Stated exercise: Return the entries below verbatim. Pictures stay out.

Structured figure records
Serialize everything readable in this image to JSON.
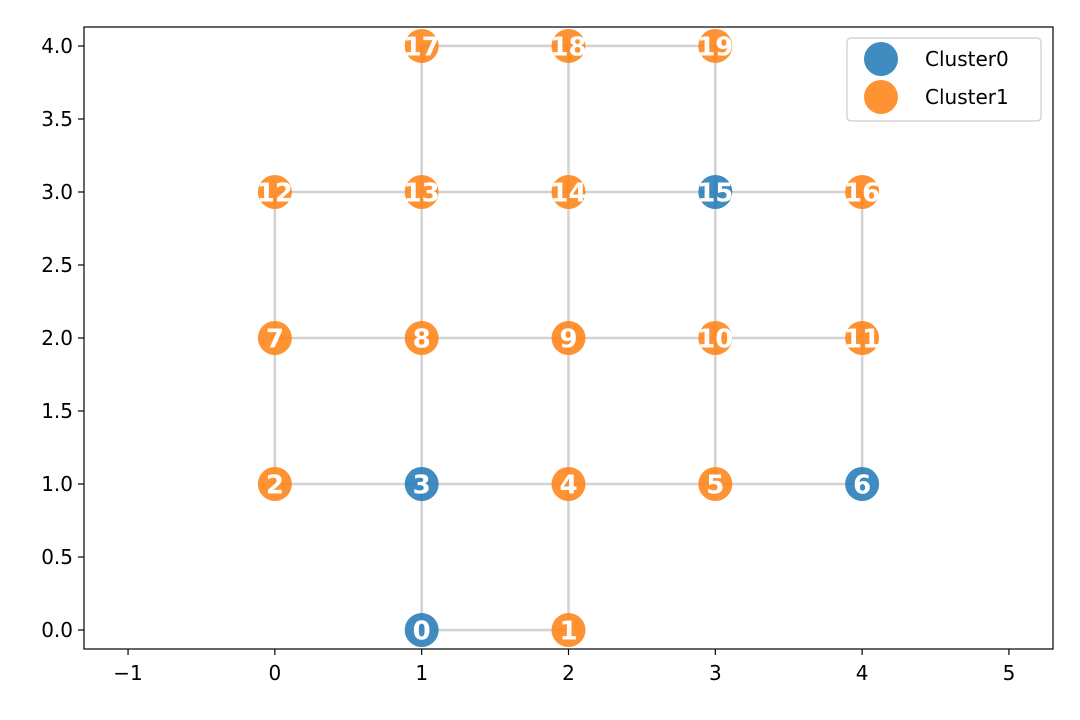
{
  "chart_data": {
    "type": "scatter",
    "title": "",
    "xlabel": "",
    "ylabel": "",
    "xlim": [
      -1.3,
      5.3
    ],
    "ylim": [
      -0.13,
      4.13
    ],
    "x_ticks": [
      "−1",
      "0",
      "1",
      "2",
      "3",
      "4",
      "5"
    ],
    "x_tick_values": [
      -1,
      0,
      1,
      2,
      3,
      4,
      5
    ],
    "y_ticks": [
      "0.0",
      "0.5",
      "1.0",
      "1.5",
      "2.0",
      "2.5",
      "3.0",
      "3.5",
      "4.0"
    ],
    "y_tick_values": [
      0,
      0.5,
      1,
      1.5,
      2,
      2.5,
      3,
      3.5,
      4
    ],
    "grid": false,
    "legend_placement": "top-right",
    "series": [
      {
        "name": "Cluster0",
        "color": "#1f77b4",
        "node_ids": [
          0,
          3,
          6,
          15
        ]
      },
      {
        "name": "Cluster1",
        "color": "#ff7f0e",
        "node_ids": [
          1,
          2,
          4,
          5,
          7,
          8,
          9,
          10,
          11,
          12,
          13,
          14,
          16,
          17,
          18,
          19
        ]
      }
    ],
    "nodes": [
      {
        "id": 0,
        "label": "0",
        "x": 1,
        "y": 0,
        "cluster": 0
      },
      {
        "id": 1,
        "label": "1",
        "x": 2,
        "y": 0,
        "cluster": 1
      },
      {
        "id": 2,
        "label": "2",
        "x": 0,
        "y": 1,
        "cluster": 1
      },
      {
        "id": 3,
        "label": "3",
        "x": 1,
        "y": 1,
        "cluster": 0
      },
      {
        "id": 4,
        "label": "4",
        "x": 2,
        "y": 1,
        "cluster": 1
      },
      {
        "id": 5,
        "label": "5",
        "x": 3,
        "y": 1,
        "cluster": 1
      },
      {
        "id": 6,
        "label": "6",
        "x": 4,
        "y": 1,
        "cluster": 0
      },
      {
        "id": 7,
        "label": "7",
        "x": 0,
        "y": 2,
        "cluster": 1
      },
      {
        "id": 8,
        "label": "8",
        "x": 1,
        "y": 2,
        "cluster": 1
      },
      {
        "id": 9,
        "label": "9",
        "x": 2,
        "y": 2,
        "cluster": 1
      },
      {
        "id": 10,
        "label": "10",
        "x": 3,
        "y": 2,
        "cluster": 1
      },
      {
        "id": 11,
        "label": "11",
        "x": 4,
        "y": 2,
        "cluster": 1
      },
      {
        "id": 12,
        "label": "12",
        "x": 0,
        "y": 3,
        "cluster": 1
      },
      {
        "id": 13,
        "label": "13",
        "x": 1,
        "y": 3,
        "cluster": 1
      },
      {
        "id": 14,
        "label": "14",
        "x": 2,
        "y": 3,
        "cluster": 1
      },
      {
        "id": 15,
        "label": "15",
        "x": 3,
        "y": 3,
        "cluster": 0
      },
      {
        "id": 16,
        "label": "16",
        "x": 4,
        "y": 3,
        "cluster": 1
      },
      {
        "id": 17,
        "label": "17",
        "x": 1,
        "y": 4,
        "cluster": 1
      },
      {
        "id": 18,
        "label": "18",
        "x": 2,
        "y": 4,
        "cluster": 1
      },
      {
        "id": 19,
        "label": "19",
        "x": 3,
        "y": 4,
        "cluster": 1
      }
    ],
    "edges": [
      [
        0,
        1
      ],
      [
        0,
        3
      ],
      [
        1,
        4
      ],
      [
        2,
        3
      ],
      [
        3,
        4
      ],
      [
        4,
        5
      ],
      [
        5,
        6
      ],
      [
        2,
        7
      ],
      [
        3,
        8
      ],
      [
        4,
        9
      ],
      [
        5,
        10
      ],
      [
        6,
        11
      ],
      [
        7,
        8
      ],
      [
        8,
        9
      ],
      [
        9,
        10
      ],
      [
        10,
        11
      ],
      [
        7,
        12
      ],
      [
        8,
        13
      ],
      [
        9,
        14
      ],
      [
        10,
        15
      ],
      [
        11,
        16
      ],
      [
        12,
        13
      ],
      [
        13,
        14
      ],
      [
        14,
        15
      ],
      [
        15,
        16
      ],
      [
        13,
        17
      ],
      [
        14,
        18
      ],
      [
        15,
        19
      ],
      [
        17,
        18
      ],
      [
        18,
        19
      ]
    ],
    "edge_color": "#d3d3d3"
  }
}
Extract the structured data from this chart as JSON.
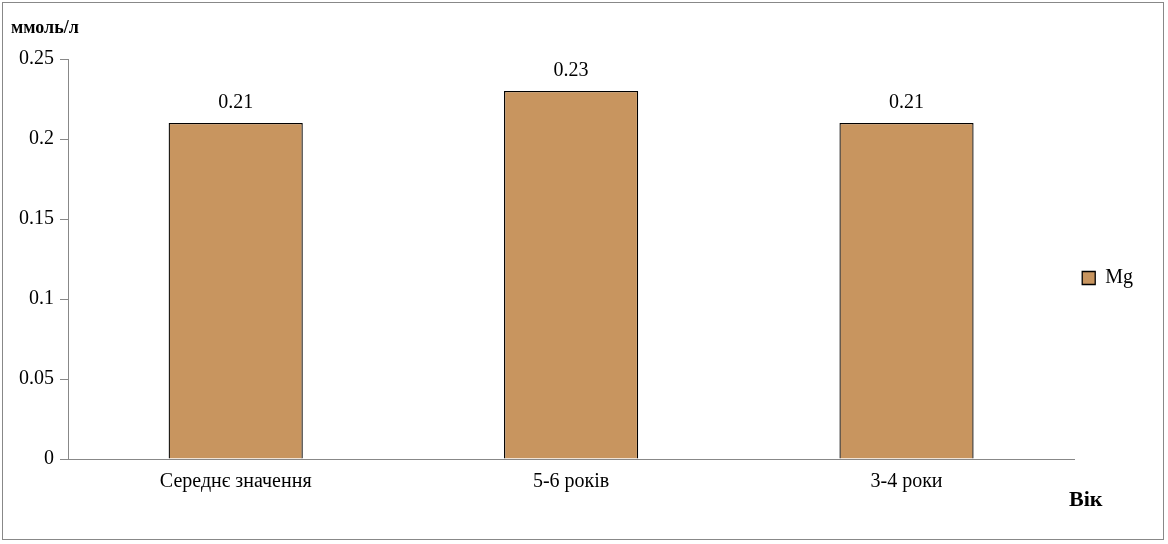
{
  "chart_data": {
    "type": "bar",
    "ylabel": "ммоль/л",
    "xlabel": "Вік",
    "categories": [
      "Середнє значення",
      "5-6 років",
      "3-4 роки"
    ],
    "series": [
      {
        "name": "Mg",
        "color": "#c8955f",
        "values": [
          0.21,
          0.23,
          0.21
        ]
      }
    ],
    "ylim": [
      0,
      0.25
    ],
    "yticks": [
      0,
      0.05,
      0.1,
      0.15,
      0.2,
      0.25
    ],
    "data_labels": true,
    "grid": false,
    "legend": "right"
  }
}
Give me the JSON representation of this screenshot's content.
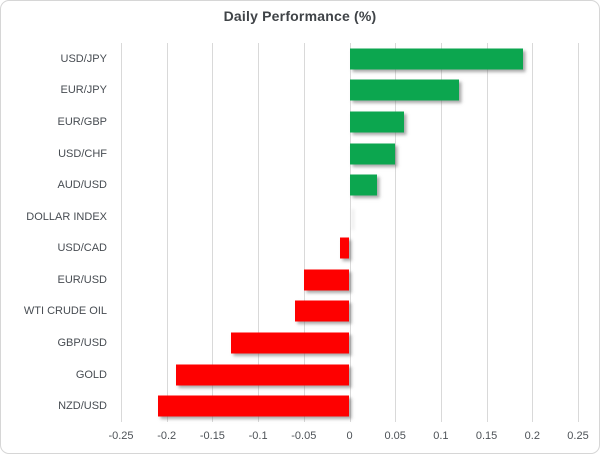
{
  "chart_data": {
    "type": "bar",
    "orientation": "horizontal",
    "title": "Daily Performance (%)",
    "categories": [
      "USD/JPY",
      "EUR/JPY",
      "EUR/GBP",
      "USD/CHF",
      "AUD/USD",
      "DOLLAR INDEX",
      "USD/CAD",
      "EUR/USD",
      "WTI CRUDE OIL",
      "GBP/USD",
      "GOLD",
      "NZD/USD"
    ],
    "values": [
      0.19,
      0.12,
      0.06,
      0.05,
      0.03,
      0.0,
      -0.01,
      -0.05,
      -0.06,
      -0.13,
      -0.19,
      -0.21
    ],
    "xlabel": "",
    "ylabel": "",
    "xlim": [
      -0.25,
      0.25
    ],
    "xticks": [
      -0.25,
      -0.2,
      -0.15,
      -0.1,
      -0.05,
      0,
      0.05,
      0.1,
      0.15,
      0.2,
      0.25
    ],
    "xtick_labels": [
      "-0.25",
      "-0.2",
      "-0.15",
      "-0.1",
      "-0.05",
      "0",
      "0.05",
      "0.1",
      "0.15",
      "0.2",
      "0.25"
    ],
    "grid": true,
    "legend": false,
    "colors": {
      "positive": "#0ca64f",
      "negative": "#fe0000",
      "grid": "#d9d9d9",
      "title_text": "#3f4347",
      "axis_text": "#4d5257"
    }
  }
}
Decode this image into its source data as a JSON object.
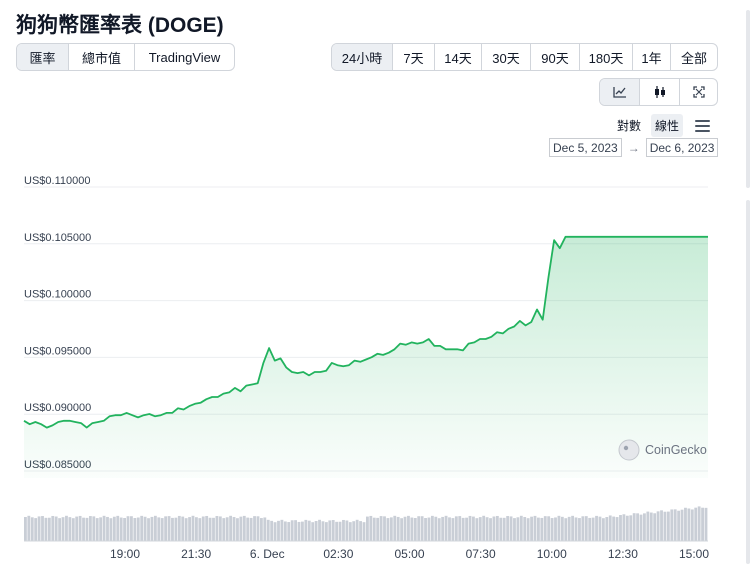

Task output:
Serialize everything readable in this image to JSON.
{
  "chart_data": {
    "type": "scatter",
    "title": "",
    "xlabel": "",
    "ylabel": "",
    "xlim": [
      -1.3,
      5.3
    ],
    "ylim": [
      -0.13,
      4.13
    ],
    "x_ticks": [
      "−1",
      "0",
      "1",
      "2",
      "3",
      "4",
      "5"
    ],
    "x_tick_values": [
      -1,
      0,
      1,
      2,
      3,
      4,
      5
    ],
    "y_ticks": [
      "0.0",
      "0.5",
      "1.0",
      "1.5",
      "2.0",
      "2.5",
      "3.0",
      "3.5",
      "4.0"
    ],
    "y_tick_values": [
      0,
      0.5,
      1,
      1.5,
      2,
      2.5,
      3,
      3.5,
      4
    ],
    "grid": false,
    "legend_placement": "top-right",
    "series": [
      {
        "name": "Cluster0",
        "color": "#1f77b4",
        "node_ids": [
          0,
          3,
          6,
          15
        ]
      },
      {
        "name": "Cluster1",
        "color": "#ff7f0e",
        "node_ids": [
          1,
          2,
          4,
          5,
          7,
          8,
          9,
          10,
          11,
          12,
          13,
          14,
          16,
          17,
          18,
          19
        ]
      }
    ],
    "nodes": [
      {
        "id": 0,
        "label": "0",
        "x": 1,
        "y": 0,
        "cluster": 0
      },
      {
        "id": 1,
        "label": "1",
        "x": 2,
        "y": 0,
        "cluster": 1
      },
      {
        "id": 2,
        "label": "2",
        "x": 0,
        "y": 1,
        "cluster": 1
      },
      {
        "id": 3,
        "label": "3",
        "x": 1,
        "y": 1,
        "cluster": 0
      },
      {
        "id": 4,
        "label": "4",
        "x": 2,
        "y": 1,
        "cluster": 1
      },
      {
        "id": 5,
        "label": "5",
        "x": 3,
        "y": 1,
        "cluster": 1
      },
      {
        "id": 6,
        "label": "6",
        "x": 4,
        "y": 1,
        "cluster": 0
      },
      {
        "id": 7,
        "label": "7",
        "x": 0,
        "y": 2,
        "cluster": 1
      },
      {
        "id": 8,
        "label": "8",
        "x": 1,
        "y": 2,
        "cluster": 1
      },
      {
        "id": 9,
        "label": "9",
        "x": 2,
        "y": 2,
        "cluster": 1
      },
      {
        "id": 10,
        "label": "10",
        "x": 3,
        "y": 2,
        "cluster": 1
      },
      {
        "id": 11,
        "label": "11",
        "x": 4,
        "y": 2,
        "cluster": 1
      },
      {
        "id": 12,
        "label": "12",
        "x": 0,
        "y": 3,
        "cluster": 1
      },
      {
        "id": 13,
        "label": "13",
        "x": 1,
        "y": 3,
        "cluster": 1
      },
      {
        "id": 14,
        "label": "14",
        "x": 2,
        "y": 3,
        "cluster": 1
      },
      {
        "id": 15,
        "label": "15",
        "x": 3,
        "y": 3,
        "cluster": 0
      },
      {
        "id": 16,
        "label": "16",
        "x": 4,
        "y": 3,
        "cluster": 1
      },
      {
        "id": 17,
        "label": "17",
        "x": 1,
        "y": 4,
        "cluster": 1
      },
      {
        "id": 18,
        "label": "18",
        "x": 2,
        "y": 4,
        "cluster": 1
      },
      {
        "id": 19,
        "label": "19",
        "x": 3,
        "y": 4,
        "cluster": 1
      }
    ],
    "edges": [
      [
        0,
        1
      ],
      [
        0,
        3
      ],
      [
        1,
        4
      ],
      [
        2,
        3
      ],
      [
        3,
        4
      ],
      [
        4,
        5
      ],
      [
        5,
        6
      ],
      [
        2,
        7
      ],
      [
        3,
        8
      ],
      [
        4,
        9
      ],
      [
        5,
        10
      ],
      [
        6,
        11
      ],
      [
        7,
        8
      ],
      [
        8,
        9
      ],
      [
        9,
        10
      ],
      [
        10,
        11
      ],
      [
        7,
        12
      ],
      [
        8,
        13
      ],
      [
        9,
        14
      ],
      [
        10,
        15
      ],
      [
        11,
        16
      ],
      [
        12,
        13
      ],
      [
        13,
        14
      ],
      [
        14,
        15
      ],
      [
        15,
        16
      ],
      [
        13,
        17
      ],
      [
        14,
        18
      ],
      [
        15,
        19
      ],
      [
        17,
        18
      ],
      [
        18,
        19
      ]
    ],
    "edge_color": "#d3d3d3"
  }
}
Extract the structured data from this chart as JSON.
{
  "chart_data": {
    "type": "bar",
    "ylabel": "ммоль/л",
    "xlabel": "Вік",
    "categories": [
      "Середнє значення",
      "5-6 років",
      "3-4 роки"
    ],
    "series": [
      {
        "name": "Mg",
        "color": "#c8955f",
        "values": [
          0.21,
          0.23,
          0.21
        ]
      }
    ],
    "ylim": [
      0,
      0.25
    ],
    "yticks": [
      0,
      0.05,
      0.1,
      0.15,
      0.2,
      0.25
    ],
    "data_labels": true,
    "grid": false,
    "legend": "right"
  }
}
Give me the JSON representation of this screenshot's content.
{
  "chart_data": {
    "type": "bar",
    "orientation": "horizontal",
    "title": "Daily Performance (%)",
    "categories": [
      "USD/JPY",
      "EUR/JPY",
      "EUR/GBP",
      "USD/CHF",
      "AUD/USD",
      "DOLLAR INDEX",
      "USD/CAD",
      "EUR/USD",
      "WTI CRUDE OIL",
      "GBP/USD",
      "GOLD",
      "NZD/USD"
    ],
    "values": [
      0.19,
      0.12,
      0.06,
      0.05,
      0.03,
      0.0,
      -0.01,
      -0.05,
      -0.06,
      -0.13,
      -0.19,
      -0.21
    ],
    "xlabel": "",
    "ylabel": "",
    "xlim": [
      -0.25,
      0.25
    ],
    "xticks": [
      -0.25,
      -0.2,
      -0.15,
      -0.1,
      -0.05,
      0,
      0.05,
      0.1,
      0.15,
      0.2,
      0.25
    ],
    "xtick_labels": [
      "-0.25",
      "-0.2",
      "-0.15",
      "-0.1",
      "-0.05",
      "0",
      "0.05",
      "0.1",
      "0.15",
      "0.2",
      "0.25"
    ],
    "grid": true,
    "legend": false,
    "colors": {
      "positive": "#0ca64f",
      "negative": "#fe0000",
      "grid": "#d9d9d9",
      "title_text": "#3f4347",
      "axis_text": "#4d5257"
    }
  }
}
Decode this image into its source data as a JSON object.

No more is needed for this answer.